### What is being asked
Transcribe every line exactly and omit anything that is a picture.

>> Begin Provided records

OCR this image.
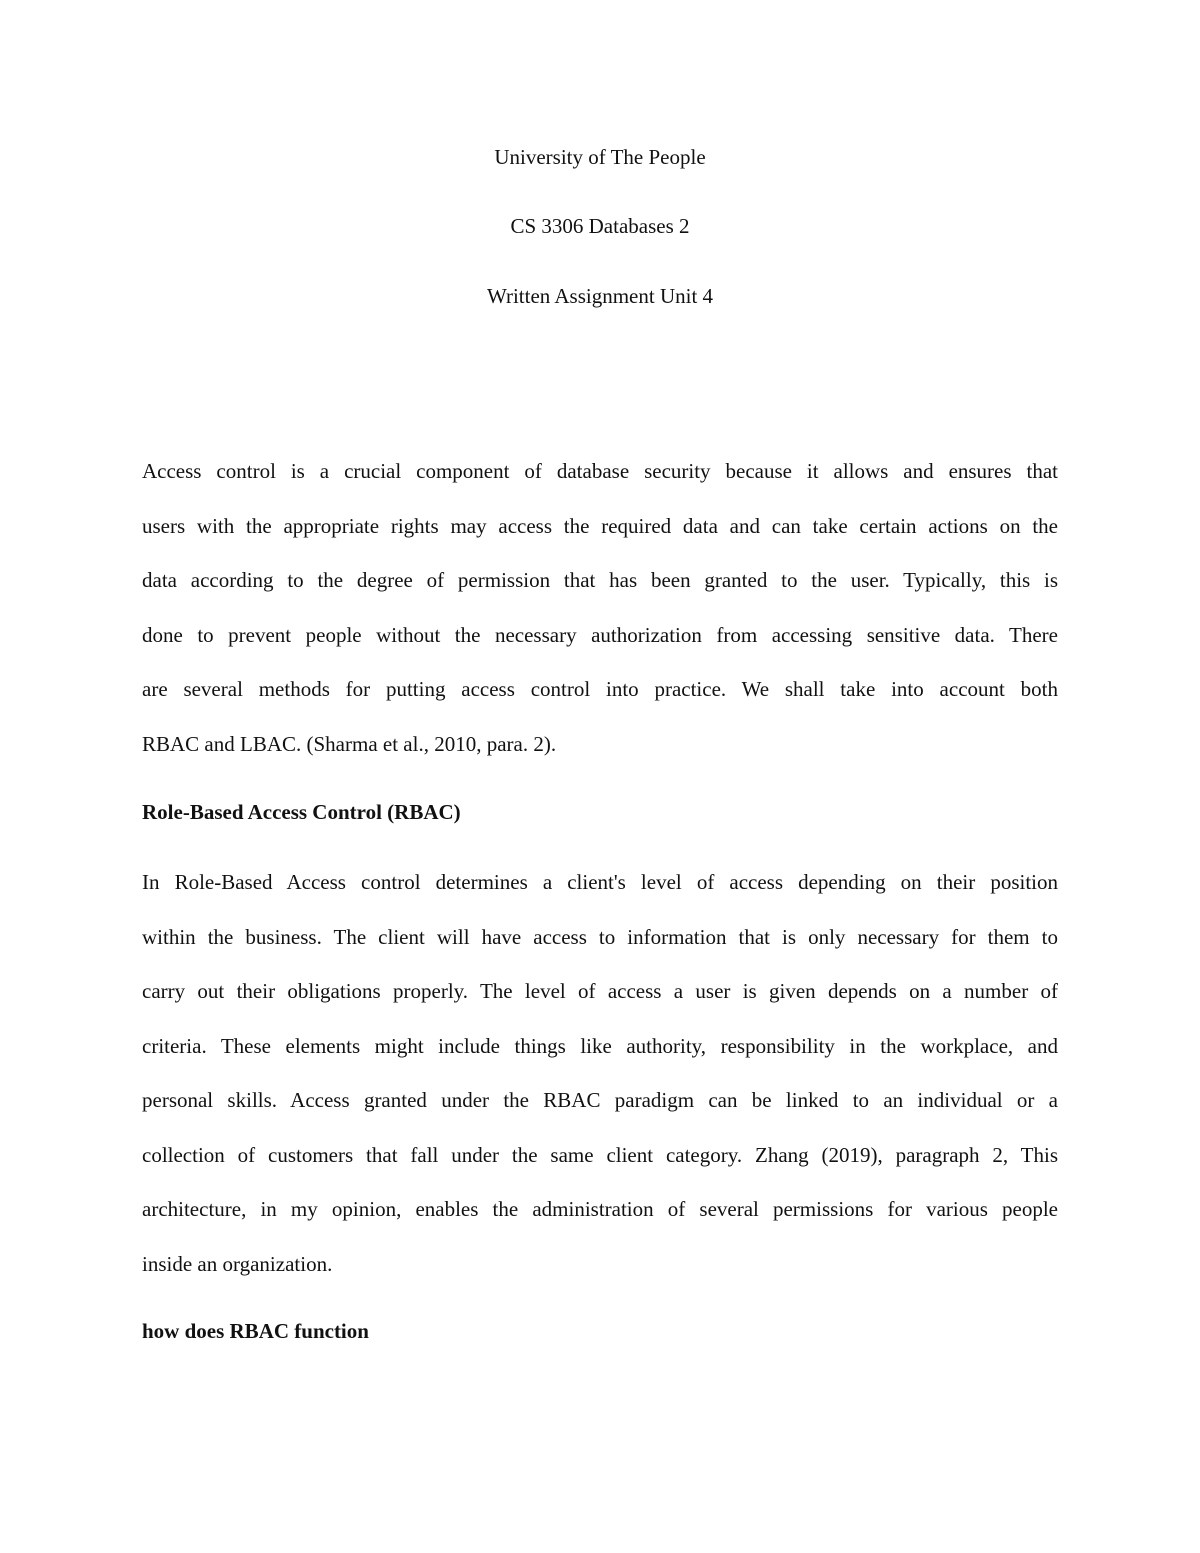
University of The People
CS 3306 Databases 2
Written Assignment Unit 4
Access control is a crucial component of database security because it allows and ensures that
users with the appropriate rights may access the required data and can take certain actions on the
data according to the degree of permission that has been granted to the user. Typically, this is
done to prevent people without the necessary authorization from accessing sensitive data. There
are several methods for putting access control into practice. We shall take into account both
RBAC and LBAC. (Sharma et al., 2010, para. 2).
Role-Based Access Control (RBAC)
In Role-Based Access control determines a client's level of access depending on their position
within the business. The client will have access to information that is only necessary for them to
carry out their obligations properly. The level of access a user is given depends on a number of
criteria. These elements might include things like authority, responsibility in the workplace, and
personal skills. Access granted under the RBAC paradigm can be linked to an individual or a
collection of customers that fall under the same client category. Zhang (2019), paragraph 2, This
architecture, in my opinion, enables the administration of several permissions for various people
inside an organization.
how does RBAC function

>> End Provided records

### Answer in full
OCR this image.
University of The People
CS 3306 Databases 2
Written Assignment Unit 4
Access control is a crucial component of database security because it allows and ensures that
users with the appropriate rights may access the required data and can take certain actions on the
data according to the degree of permission that has been granted to the user. Typically, this is
done to prevent people without the necessary authorization from accessing sensitive data. There
are several methods for putting access control into practice. We shall take into account both
RBAC and LBAC. (Sharma et al., 2010, para. 2).
Role-Based Access Control (RBAC)
In Role-Based Access control determines a client's level of access depending on their position
within the business. The client will have access to information that is only necessary for them to
carry out their obligations properly. The level of access a user is given depends on a number of
criteria. These elements might include things like authority, responsibility in the workplace, and
personal skills. Access granted under the RBAC paradigm can be linked to an individual or a
collection of customers that fall under the same client category. Zhang (2019), paragraph 2, This
architecture, in my opinion, enables the administration of several permissions for various people
inside an organization.
how does RBAC function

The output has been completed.